== Exercise text
Pavel,

maybe it's time to put your five-cent in. Can you share your code as a
GitHub project? Maybe with the script to reproduce 6 GB of data.

As for MSSQL data retrieval being the bottleneck - don't think so, I got 15
min load time for 1 node and 3.5 min time for 4 nodes. Looks like a linear
dependency (the table and the RDBMS server were the same).
--
Vladimir

пт, 19 февр. 2021 г. в 19:47, Pavel Tupitsyn <[email protected]>:

> > First of all, I tried to select the whole table as once
>
> Hmm, it looks like MSSQL data retrieval may be the bottleneck here, not
> Ignite.
>
> Can you run a test where some dummy data of the same size as real data is
> generated and inserted into Ignite,
> so that we test Ignite perf only, excluding MSSQL from the equation?
> For example, streaming 300 million entries (total size 6 GB) takes around
> 1 minute on my machine, with a simple single-threaded DataStreamer.
>
> On Fri, Feb 19, 2021 at 4:49 PM Vladimir Tchernyi <[email protected]>
> wrote:
>
>> Hi folks,
>> thanks for your interest in my work.
>>
>> I didn't try COPY FROM since I've tried to work with Ignite SQL a couple
>> of years ago and didn't succeed. Probably because examples available aren't
>> complete/downloadable/compilable (the paper [1] contains GitHub repo, that
>> is my five cents in changing the status quo). My interest is in KV API.
>>
>> I did try a data streamer, and that was my first try. I did not notice a
>> significant time reduction in using code from my paper [1] versus data
>> streamer/receiver. There was some memory economy with the streamer, though.
>> I must say my experiment was made on a heavily loaded production mssql
>> server. Filtered query with 300K rows resultset takes about 15 sec. The
>> story follows.
>>
>> First of all, I tried to select the whole table as once, I got the
>> network timeout and the client node was dropped off the cluster (is node
>> still alive?).
>> So I'd partitioned the table and executed a number of queries one-by-one
>> on the client node, each query for the specific table partition. That
>> process took about 90 min. Inacceptable time.
====
== Provided material
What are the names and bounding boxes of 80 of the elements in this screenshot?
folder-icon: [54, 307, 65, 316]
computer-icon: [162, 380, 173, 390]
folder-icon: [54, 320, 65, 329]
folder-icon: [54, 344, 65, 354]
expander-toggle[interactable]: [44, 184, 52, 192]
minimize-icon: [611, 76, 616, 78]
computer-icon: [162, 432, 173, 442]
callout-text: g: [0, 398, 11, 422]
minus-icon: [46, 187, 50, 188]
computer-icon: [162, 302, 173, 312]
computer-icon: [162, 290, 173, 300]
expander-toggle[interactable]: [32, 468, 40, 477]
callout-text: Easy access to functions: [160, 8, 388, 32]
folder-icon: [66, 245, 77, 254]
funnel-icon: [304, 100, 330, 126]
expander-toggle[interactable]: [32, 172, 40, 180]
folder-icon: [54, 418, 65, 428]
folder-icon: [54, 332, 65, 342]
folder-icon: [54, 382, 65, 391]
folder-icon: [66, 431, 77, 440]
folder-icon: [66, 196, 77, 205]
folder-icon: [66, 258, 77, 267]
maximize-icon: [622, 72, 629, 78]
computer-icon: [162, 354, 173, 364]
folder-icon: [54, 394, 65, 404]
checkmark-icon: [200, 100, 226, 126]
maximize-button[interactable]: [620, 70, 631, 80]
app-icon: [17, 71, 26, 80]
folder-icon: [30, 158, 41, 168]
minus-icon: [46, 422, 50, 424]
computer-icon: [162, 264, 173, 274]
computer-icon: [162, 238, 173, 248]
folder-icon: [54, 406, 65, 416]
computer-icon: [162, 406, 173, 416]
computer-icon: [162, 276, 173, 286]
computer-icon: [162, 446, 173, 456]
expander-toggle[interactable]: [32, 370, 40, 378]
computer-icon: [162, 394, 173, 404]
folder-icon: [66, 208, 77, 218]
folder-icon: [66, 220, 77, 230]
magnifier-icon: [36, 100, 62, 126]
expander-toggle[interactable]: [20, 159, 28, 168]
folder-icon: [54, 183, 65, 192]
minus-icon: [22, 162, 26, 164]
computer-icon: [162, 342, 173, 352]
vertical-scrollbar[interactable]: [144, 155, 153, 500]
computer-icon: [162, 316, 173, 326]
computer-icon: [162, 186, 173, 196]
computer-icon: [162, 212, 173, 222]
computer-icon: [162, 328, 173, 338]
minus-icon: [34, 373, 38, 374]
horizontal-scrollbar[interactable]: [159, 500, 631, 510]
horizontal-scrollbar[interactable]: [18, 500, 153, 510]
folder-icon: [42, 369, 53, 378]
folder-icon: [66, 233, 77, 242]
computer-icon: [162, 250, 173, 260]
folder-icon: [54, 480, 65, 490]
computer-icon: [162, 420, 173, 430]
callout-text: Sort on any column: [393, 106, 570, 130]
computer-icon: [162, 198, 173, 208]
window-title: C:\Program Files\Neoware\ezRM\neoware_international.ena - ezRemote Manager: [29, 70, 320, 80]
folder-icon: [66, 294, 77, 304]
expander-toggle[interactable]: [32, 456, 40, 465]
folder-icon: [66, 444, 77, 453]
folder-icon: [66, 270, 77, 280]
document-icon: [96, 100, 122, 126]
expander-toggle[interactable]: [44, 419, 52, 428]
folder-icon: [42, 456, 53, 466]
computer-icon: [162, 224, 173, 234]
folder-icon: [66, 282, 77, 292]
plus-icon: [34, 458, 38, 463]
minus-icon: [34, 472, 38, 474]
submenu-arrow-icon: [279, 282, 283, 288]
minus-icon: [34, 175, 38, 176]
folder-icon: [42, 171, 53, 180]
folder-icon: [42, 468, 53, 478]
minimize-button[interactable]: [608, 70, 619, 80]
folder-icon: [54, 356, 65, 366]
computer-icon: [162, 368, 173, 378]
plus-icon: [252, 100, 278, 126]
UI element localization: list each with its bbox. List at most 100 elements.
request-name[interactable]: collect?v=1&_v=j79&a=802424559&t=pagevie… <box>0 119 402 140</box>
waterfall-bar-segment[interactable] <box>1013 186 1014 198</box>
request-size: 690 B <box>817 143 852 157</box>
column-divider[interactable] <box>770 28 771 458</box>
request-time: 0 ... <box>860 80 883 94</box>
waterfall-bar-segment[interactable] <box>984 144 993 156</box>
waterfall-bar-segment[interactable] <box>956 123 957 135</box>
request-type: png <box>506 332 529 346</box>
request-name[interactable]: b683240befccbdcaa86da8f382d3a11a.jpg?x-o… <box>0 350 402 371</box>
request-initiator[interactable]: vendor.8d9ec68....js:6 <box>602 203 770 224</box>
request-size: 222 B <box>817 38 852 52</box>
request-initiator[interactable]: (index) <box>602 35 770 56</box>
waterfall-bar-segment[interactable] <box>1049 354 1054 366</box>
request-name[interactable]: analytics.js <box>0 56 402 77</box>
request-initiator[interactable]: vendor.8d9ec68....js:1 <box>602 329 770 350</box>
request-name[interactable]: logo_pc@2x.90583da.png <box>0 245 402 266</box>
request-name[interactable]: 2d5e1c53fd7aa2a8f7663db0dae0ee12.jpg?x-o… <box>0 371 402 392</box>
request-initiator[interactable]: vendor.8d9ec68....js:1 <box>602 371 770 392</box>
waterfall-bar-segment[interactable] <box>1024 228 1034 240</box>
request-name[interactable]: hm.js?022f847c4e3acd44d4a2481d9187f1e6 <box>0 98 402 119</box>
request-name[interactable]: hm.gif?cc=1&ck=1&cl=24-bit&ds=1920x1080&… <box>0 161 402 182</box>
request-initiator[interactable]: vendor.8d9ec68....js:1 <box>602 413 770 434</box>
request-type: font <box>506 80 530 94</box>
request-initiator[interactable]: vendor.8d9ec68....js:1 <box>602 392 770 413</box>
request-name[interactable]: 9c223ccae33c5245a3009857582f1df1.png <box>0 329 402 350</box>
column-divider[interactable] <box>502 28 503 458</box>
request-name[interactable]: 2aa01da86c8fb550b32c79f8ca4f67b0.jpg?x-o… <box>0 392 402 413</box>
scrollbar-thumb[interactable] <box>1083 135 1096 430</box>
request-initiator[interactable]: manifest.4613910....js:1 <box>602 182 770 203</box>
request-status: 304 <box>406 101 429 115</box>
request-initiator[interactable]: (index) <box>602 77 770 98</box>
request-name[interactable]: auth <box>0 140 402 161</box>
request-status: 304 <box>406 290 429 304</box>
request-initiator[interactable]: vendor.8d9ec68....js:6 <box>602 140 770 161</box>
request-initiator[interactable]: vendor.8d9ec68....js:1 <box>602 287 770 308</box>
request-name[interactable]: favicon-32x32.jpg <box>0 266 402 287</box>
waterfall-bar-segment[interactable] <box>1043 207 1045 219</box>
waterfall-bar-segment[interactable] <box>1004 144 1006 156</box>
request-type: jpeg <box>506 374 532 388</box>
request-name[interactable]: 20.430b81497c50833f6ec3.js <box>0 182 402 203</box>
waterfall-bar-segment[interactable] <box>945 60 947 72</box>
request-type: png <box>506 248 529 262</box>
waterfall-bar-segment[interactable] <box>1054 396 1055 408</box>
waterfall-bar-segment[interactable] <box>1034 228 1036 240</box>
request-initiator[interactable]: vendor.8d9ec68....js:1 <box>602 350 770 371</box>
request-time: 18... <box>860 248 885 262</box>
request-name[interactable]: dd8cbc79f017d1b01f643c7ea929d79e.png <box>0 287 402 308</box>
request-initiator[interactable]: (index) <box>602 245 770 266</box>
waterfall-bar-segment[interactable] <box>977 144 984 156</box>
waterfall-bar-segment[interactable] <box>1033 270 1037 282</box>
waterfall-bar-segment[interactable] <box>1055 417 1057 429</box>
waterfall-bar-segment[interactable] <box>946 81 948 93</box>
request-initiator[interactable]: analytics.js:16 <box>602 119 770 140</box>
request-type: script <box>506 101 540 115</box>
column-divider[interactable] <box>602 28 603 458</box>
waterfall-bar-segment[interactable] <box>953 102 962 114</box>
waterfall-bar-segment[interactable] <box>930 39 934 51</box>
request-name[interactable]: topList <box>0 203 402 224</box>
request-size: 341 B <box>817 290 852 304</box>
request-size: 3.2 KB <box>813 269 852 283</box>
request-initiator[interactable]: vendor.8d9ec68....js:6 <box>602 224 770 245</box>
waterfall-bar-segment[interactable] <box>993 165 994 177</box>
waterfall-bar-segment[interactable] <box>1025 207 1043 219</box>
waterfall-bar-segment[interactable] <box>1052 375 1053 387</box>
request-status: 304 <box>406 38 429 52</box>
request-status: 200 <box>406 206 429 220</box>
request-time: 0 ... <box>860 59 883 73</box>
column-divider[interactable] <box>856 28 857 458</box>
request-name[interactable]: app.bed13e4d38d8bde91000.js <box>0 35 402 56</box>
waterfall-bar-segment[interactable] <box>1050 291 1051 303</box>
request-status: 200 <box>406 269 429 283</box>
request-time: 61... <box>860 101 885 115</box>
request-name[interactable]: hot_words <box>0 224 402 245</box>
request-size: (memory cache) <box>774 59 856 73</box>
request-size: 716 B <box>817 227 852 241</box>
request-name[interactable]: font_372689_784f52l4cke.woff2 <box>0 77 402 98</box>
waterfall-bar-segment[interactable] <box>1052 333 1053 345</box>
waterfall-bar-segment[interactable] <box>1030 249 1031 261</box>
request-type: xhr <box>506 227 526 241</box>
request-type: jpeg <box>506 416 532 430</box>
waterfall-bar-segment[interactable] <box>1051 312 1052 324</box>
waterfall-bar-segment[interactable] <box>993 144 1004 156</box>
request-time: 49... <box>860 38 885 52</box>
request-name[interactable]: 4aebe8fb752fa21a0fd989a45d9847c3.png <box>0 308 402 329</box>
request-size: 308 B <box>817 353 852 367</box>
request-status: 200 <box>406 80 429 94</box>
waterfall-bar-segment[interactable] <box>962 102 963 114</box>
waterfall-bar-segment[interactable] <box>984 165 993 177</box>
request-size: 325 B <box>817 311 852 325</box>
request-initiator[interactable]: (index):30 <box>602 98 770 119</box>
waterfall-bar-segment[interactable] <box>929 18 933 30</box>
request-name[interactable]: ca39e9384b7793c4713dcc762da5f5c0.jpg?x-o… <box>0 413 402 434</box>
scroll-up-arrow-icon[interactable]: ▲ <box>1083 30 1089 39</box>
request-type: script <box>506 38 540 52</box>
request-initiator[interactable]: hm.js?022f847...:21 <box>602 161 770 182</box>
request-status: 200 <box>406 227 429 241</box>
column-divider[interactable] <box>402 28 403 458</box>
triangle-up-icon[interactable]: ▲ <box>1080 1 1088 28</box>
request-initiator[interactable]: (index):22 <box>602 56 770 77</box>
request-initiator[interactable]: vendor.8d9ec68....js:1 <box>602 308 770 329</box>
====
## What to do
a) Answer these questions from the email thread about loading data into Ignite:
(i) What load times did Vladimir get with 1 node and with 4 nodes?
(ii) How long does streaming 300 million entries take on Pavel's machine?
(iii) How long did executing the partition queries one by one on the client node take?
b) Resume the email thread about loading data into Ignite after its final sentence, keeping the same quoted line style.
The rows stand apart from the email thread and are separate material.

## Answers
a)
(i) 15 minutes with 1 node and 3.5 minutes with 4 nodes.
(ii) Around 1 minute, using a simple single-threaded DataStreamer.
(iii) About 90 minutes.

b)
>>
>> Then I tried to execute my queries in parallel on the client node, each
>> query executing dataStreamer.addData() for a single dataStreamer. The
>> timing was not less than 15 min. All the attempts were the same, probably
>> that was the network throughput limit on the client node (same interface
>> used for the resultset and for cluster intercom). Say it again - that was
>> the production environment.
>>
>> Final schema:
>> * ComputeTask.map() schedules ComputeJobs amongst cluster nodes, one job
>> for one table partition;
>> * each job executes SQL query, constructs a map with binary object key
>> and value. Then the job executes targetCache.invokeAll() specifying the
>> constructed map and the static EntryProcessor class. The EntryProcessor
>> contains the logic for cache binary entry update;
>> * ComputeTask.reduce() summarizes the row count reported by each job.
>>
>> The schema described proved to be network error-free in my production
>> network and gives acceptable timing.
>>
>> Vladimir
>>
>> [1]
>> https://www.gridgain.com/resources/blog/how-fast-load-large-datasets-apache-ignite-using-key-value-api
>>
>> пт, 19 февр. 2021 г. в 16:41, Stephen Darlington <
>> [email protected]>:
>>
>>> I think it’s more that that putAll is mostly atomic, so the more records
>>> you save in one chunk, the more locking, etc. happens. Distributing as
>>> compute jobs means all the putAlls will be local which is beneficial, and
>>> the size of each put is going to be smaller (also beneficial).
>>>
>>> But that’s a lot of work that the data streamer already does for you and
>>> the data streamer also batches updates so would still be faster.
>>>
>>> On 19 Feb 2021, at 13:33, Maximiliano Gazquez <[email protected]>
>>> wrote:
>>>
>>> What would be the difference between doing cache.putAll(all rows) and
>>> separating them by affinity key+executing putAll inside a compute job.
>>> If I'm not mistaken, doing putAll should end up splitting those rows by
>>> affinity key in one of the servers, right?
>>> Is there a comparison of that?
>>>
>>> On Fri, Feb 19, 2021 at 9:51 AM Taras Ledkov <[email protected]>
>>> wrote:
>>>
>>>> Hi Vladimir,
>>>> Did you try to use SQL command 'COPY FROM <csv_file>' via thin JDBC?
>>>> This command uses 'IgniteDataStreamer' to write data into cluster and
>>>> parse CSV on the server node.
>>>>
>>>> PS. AFAIK IgniteDataStreamer is one of the fastest ways to load data.
>>>>
>>>> Hi Denis,
>>>>
>>>> Data space is 3.7Gb according to MSSQL table properries
>>>>
>>>> Vladimir
>>>>
>>>> 9:47, 19 февраля 2021 г., Denis Magda <[email protected]>
>>>> <[email protected]>:
>>>>
>>>> Hello Vladimir,
>>>>
>>>> Good to hear from you! How much is that in gigabytes?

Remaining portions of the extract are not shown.